→ **Problem to solve**: Leave out the images; return the rest of the data exactly.
Begin
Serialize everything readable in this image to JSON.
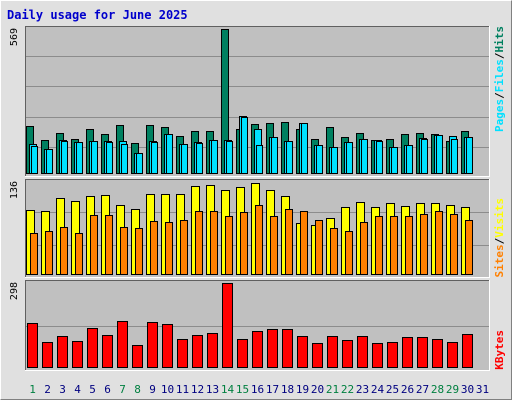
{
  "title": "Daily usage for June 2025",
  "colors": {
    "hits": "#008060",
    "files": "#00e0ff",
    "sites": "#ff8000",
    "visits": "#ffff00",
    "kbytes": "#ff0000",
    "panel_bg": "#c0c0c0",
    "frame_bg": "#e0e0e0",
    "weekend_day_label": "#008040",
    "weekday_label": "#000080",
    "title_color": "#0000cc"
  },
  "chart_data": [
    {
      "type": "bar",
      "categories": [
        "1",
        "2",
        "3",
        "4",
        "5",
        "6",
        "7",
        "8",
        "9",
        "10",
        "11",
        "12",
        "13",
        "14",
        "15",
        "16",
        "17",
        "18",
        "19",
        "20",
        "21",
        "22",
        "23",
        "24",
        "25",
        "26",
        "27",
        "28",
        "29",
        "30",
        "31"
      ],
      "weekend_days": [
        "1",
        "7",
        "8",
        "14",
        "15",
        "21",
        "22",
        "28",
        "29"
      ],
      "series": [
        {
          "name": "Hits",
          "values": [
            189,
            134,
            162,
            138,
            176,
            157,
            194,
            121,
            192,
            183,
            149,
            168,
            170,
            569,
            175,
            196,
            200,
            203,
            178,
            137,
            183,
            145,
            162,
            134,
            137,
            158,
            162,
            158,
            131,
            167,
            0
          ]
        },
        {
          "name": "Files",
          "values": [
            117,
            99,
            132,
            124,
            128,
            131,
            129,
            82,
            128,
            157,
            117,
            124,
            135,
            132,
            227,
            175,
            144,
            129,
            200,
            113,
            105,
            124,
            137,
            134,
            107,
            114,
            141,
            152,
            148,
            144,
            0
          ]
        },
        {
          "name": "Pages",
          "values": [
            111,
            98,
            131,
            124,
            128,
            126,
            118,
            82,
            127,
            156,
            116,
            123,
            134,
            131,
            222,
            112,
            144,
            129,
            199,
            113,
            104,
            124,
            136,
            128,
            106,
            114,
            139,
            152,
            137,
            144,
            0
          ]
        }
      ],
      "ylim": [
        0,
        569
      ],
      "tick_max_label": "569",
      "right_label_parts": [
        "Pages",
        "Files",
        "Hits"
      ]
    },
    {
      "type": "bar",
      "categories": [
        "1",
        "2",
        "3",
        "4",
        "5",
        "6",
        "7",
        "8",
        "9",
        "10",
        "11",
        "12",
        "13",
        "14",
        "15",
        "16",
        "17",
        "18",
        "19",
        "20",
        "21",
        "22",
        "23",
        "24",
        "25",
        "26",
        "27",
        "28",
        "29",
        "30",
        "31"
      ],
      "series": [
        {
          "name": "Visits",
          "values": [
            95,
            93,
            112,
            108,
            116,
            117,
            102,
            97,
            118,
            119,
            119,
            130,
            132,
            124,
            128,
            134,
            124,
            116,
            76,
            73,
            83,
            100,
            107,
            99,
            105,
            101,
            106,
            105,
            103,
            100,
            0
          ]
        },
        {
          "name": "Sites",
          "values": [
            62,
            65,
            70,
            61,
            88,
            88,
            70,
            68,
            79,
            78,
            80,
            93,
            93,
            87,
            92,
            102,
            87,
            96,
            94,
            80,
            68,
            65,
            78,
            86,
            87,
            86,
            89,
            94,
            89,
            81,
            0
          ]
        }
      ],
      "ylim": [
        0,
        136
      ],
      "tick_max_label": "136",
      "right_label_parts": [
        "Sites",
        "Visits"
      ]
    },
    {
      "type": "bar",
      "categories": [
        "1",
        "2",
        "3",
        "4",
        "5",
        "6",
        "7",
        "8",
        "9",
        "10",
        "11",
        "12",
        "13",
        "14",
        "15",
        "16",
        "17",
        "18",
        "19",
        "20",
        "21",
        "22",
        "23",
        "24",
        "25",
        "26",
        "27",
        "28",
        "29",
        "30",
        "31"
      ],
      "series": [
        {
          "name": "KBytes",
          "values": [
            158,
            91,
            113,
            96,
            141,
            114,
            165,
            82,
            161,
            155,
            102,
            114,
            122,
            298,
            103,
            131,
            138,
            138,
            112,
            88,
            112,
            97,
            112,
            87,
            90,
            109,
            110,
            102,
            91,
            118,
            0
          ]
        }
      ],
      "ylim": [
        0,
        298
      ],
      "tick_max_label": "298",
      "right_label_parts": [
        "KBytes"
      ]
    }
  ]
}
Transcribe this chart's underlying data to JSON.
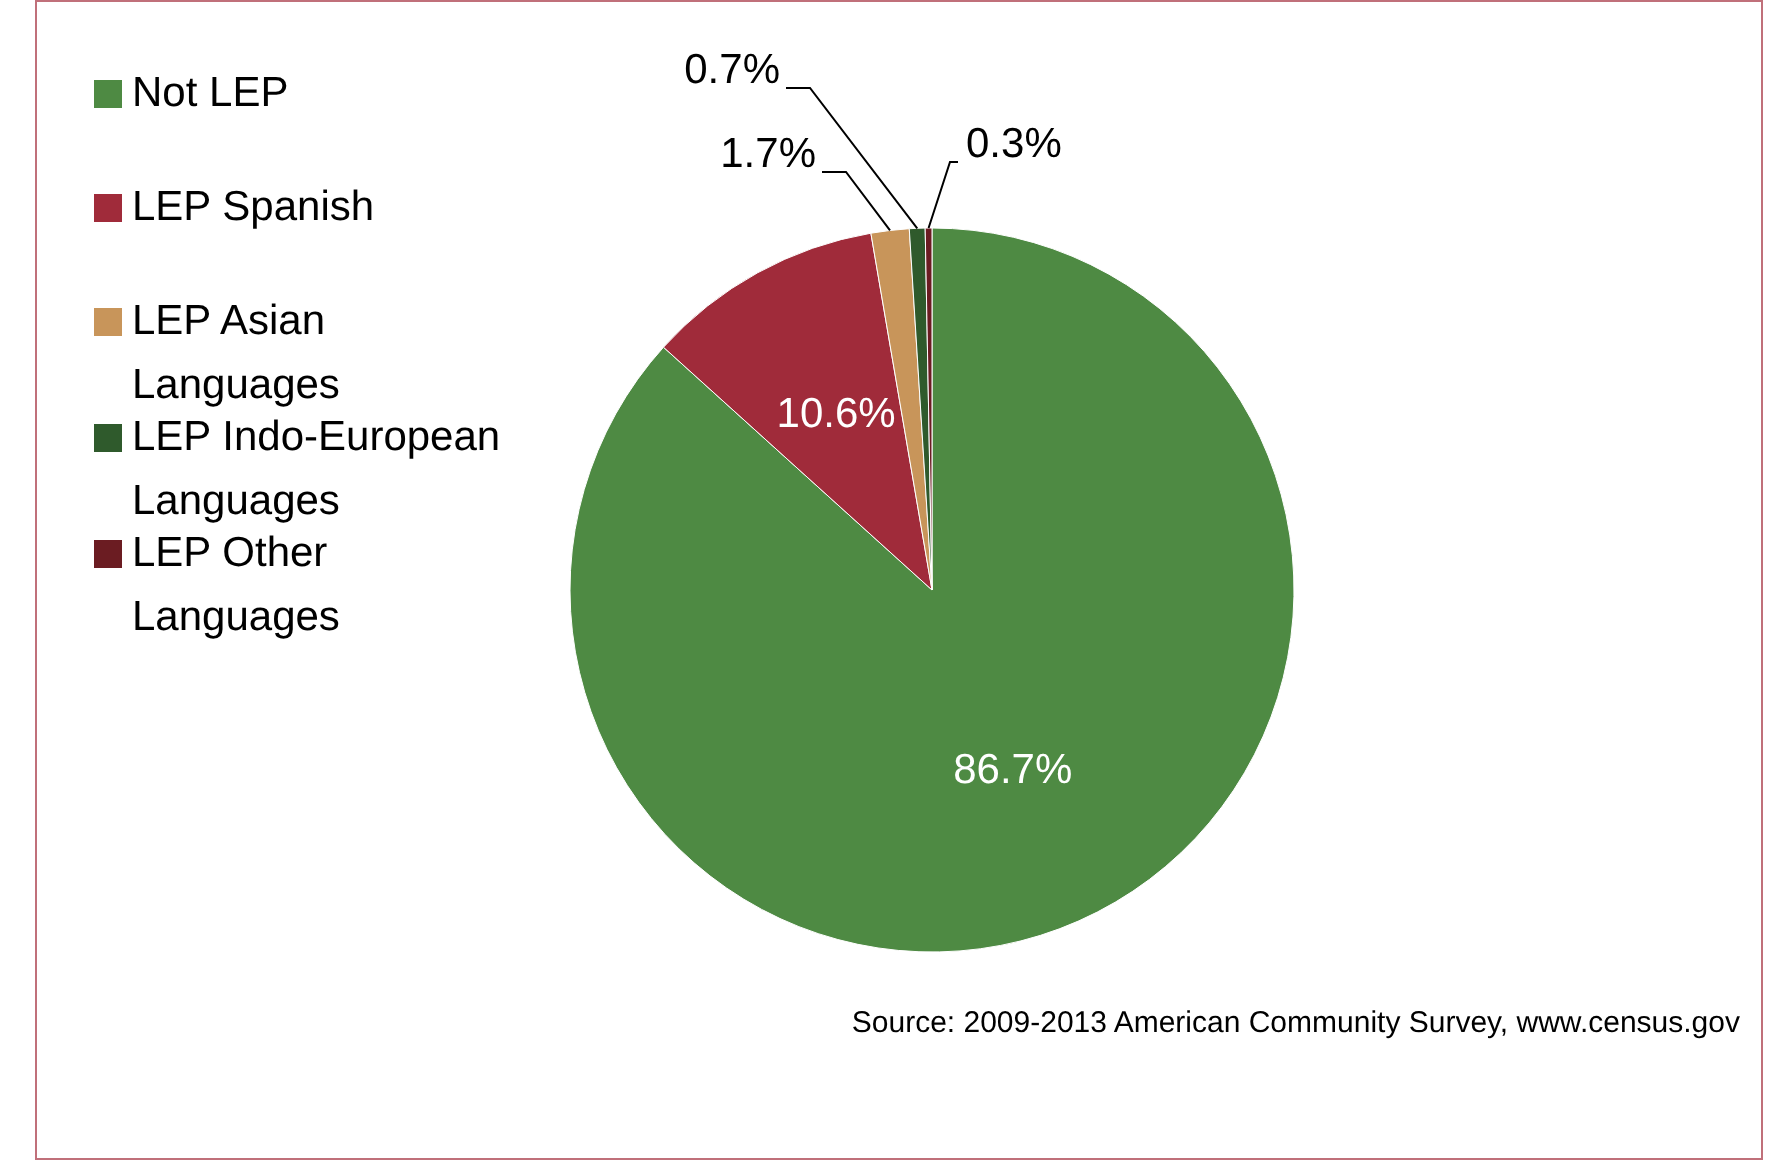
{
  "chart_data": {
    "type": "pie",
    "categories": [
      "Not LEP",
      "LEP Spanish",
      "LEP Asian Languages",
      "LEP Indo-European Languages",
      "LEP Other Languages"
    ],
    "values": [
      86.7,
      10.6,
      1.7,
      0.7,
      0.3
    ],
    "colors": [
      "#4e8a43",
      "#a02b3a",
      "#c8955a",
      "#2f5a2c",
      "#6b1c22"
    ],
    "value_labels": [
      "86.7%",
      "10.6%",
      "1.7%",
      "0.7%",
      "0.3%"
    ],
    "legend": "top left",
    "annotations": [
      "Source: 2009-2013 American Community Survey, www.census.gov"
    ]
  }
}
End
→ **The reply**:
Serialize everything readable in this image to JSON.
{
  "title": "Daily usage for June 2025",
  "colors": {
    "hits": "#008060",
    "files": "#00e0ff",
    "sites": "#ff8000",
    "visits": "#ffff00",
    "kbytes": "#ff0000",
    "panel_bg": "#c0c0c0",
    "frame_bg": "#e0e0e0",
    "weekend_day_label": "#008040",
    "weekday_label": "#000080",
    "title_color": "#0000cc"
  },
  "chart_data": [
    {
      "type": "bar",
      "categories": [
        "1",
        "2",
        "3",
        "4",
        "5",
        "6",
        "7",
        "8",
        "9",
        "10",
        "11",
        "12",
        "13",
        "14",
        "15",
        "16",
        "17",
        "18",
        "19",
        "20",
        "21",
        "22",
        "23",
        "24",
        "25",
        "26",
        "27",
        "28",
        "29",
        "30",
        "31"
      ],
      "weekend_days": [
        "1",
        "7",
        "8",
        "14",
        "15",
        "21",
        "22",
        "28",
        "29"
      ],
      "series": [
        {
          "name": "Hits",
          "values": [
            189,
            134,
            162,
            138,
            176,
            157,
            194,
            121,
            192,
            183,
            149,
            168,
            170,
            569,
            175,
            196,
            200,
            203,
            178,
            137,
            183,
            145,
            162,
            134,
            137,
            158,
            162,
            158,
            131,
            167,
            0
          ]
        },
        {
          "name": "Files",
          "values": [
            117,
            99,
            132,
            124,
            128,
            131,
            129,
            82,
            128,
            157,
            117,
            124,
            135,
            132,
            227,
            175,
            144,
            129,
            200,
            113,
            105,
            124,
            137,
            134,
            107,
            114,
            141,
            152,
            148,
            144,
            0
          ]
        },
        {
          "name": "Pages",
          "values": [
            111,
            98,
            131,
            124,
            128,
            126,
            118,
            82,
            127,
            156,
            116,
            123,
            134,
            131,
            222,
            112,
            144,
            129,
            199,
            113,
            104,
            124,
            136,
            128,
            106,
            114,
            139,
            152,
            137,
            144,
            0
          ]
        }
      ],
      "ylim": [
        0,
        569
      ],
      "tick_max_label": "569",
      "right_label_parts": [
        "Pages",
        "Files",
        "Hits"
      ]
    },
    {
      "type": "bar",
      "categories": [
        "1",
        "2",
        "3",
        "4",
        "5",
        "6",
        "7",
        "8",
        "9",
        "10",
        "11",
        "12",
        "13",
        "14",
        "15",
        "16",
        "17",
        "18",
        "19",
        "20",
        "21",
        "22",
        "23",
        "24",
        "25",
        "26",
        "27",
        "28",
        "29",
        "30",
        "31"
      ],
      "series": [
        {
          "name": "Visits",
          "values": [
            95,
            93,
            112,
            108,
            116,
            117,
            102,
            97,
            118,
            119,
            119,
            130,
            132,
            124,
            128,
            134,
            124,
            116,
            76,
            73,
            83,
            100,
            107,
            99,
            105,
            101,
            106,
            105,
            103,
            100,
            0
          ]
        },
        {
          "name": "Sites",
          "values": [
            62,
            65,
            70,
            61,
            88,
            88,
            70,
            68,
            79,
            78,
            80,
            93,
            93,
            87,
            92,
            102,
            87,
            96,
            94,
            80,
            68,
            65,
            78,
            86,
            87,
            86,
            89,
            94,
            89,
            81,
            0
          ]
        }
      ],
      "ylim": [
        0,
        136
      ],
      "tick_max_label": "136",
      "right_label_parts": [
        "Sites",
        "Visits"
      ]
    },
    {
      "type": "bar",
      "categories": [
        "1",
        "2",
        "3",
        "4",
        "5",
        "6",
        "7",
        "8",
        "9",
        "10",
        "11",
        "12",
        "13",
        "14",
        "15",
        "16",
        "17",
        "18",
        "19",
        "20",
        "21",
        "22",
        "23",
        "24",
        "25",
        "26",
        "27",
        "28",
        "29",
        "30",
        "31"
      ],
      "series": [
        {
          "name": "KBytes",
          "values": [
            158,
            91,
            113,
            96,
            141,
            114,
            165,
            82,
            161,
            155,
            102,
            114,
            122,
            298,
            103,
            131,
            138,
            138,
            112,
            88,
            112,
            97,
            112,
            87,
            90,
            109,
            110,
            102,
            91,
            118,
            0
          ]
        }
      ],
      "ylim": [
        0,
        298
      ],
      "tick_max_label": "298",
      "right_label_parts": [
        "KBytes"
      ]
    }
  ]
}
Transcribe this chart's underlying data to JSON.
{
  "chart_data": {
    "type": "pie",
    "categories": [
      "Not LEP",
      "LEP Spanish",
      "LEP Asian Languages",
      "LEP Indo-European Languages",
      "LEP Other Languages"
    ],
    "values": [
      86.7,
      10.6,
      1.7,
      0.7,
      0.3
    ],
    "colors": [
      "#4e8a43",
      "#a02b3a",
      "#c8955a",
      "#2f5a2c",
      "#6b1c22"
    ],
    "value_labels": [
      "86.7%",
      "10.6%",
      "1.7%",
      "0.7%",
      "0.3%"
    ],
    "legend": "top left",
    "annotations": [
      "Source: 2009-2013 American Community Survey, www.census.gov"
    ]
  }
}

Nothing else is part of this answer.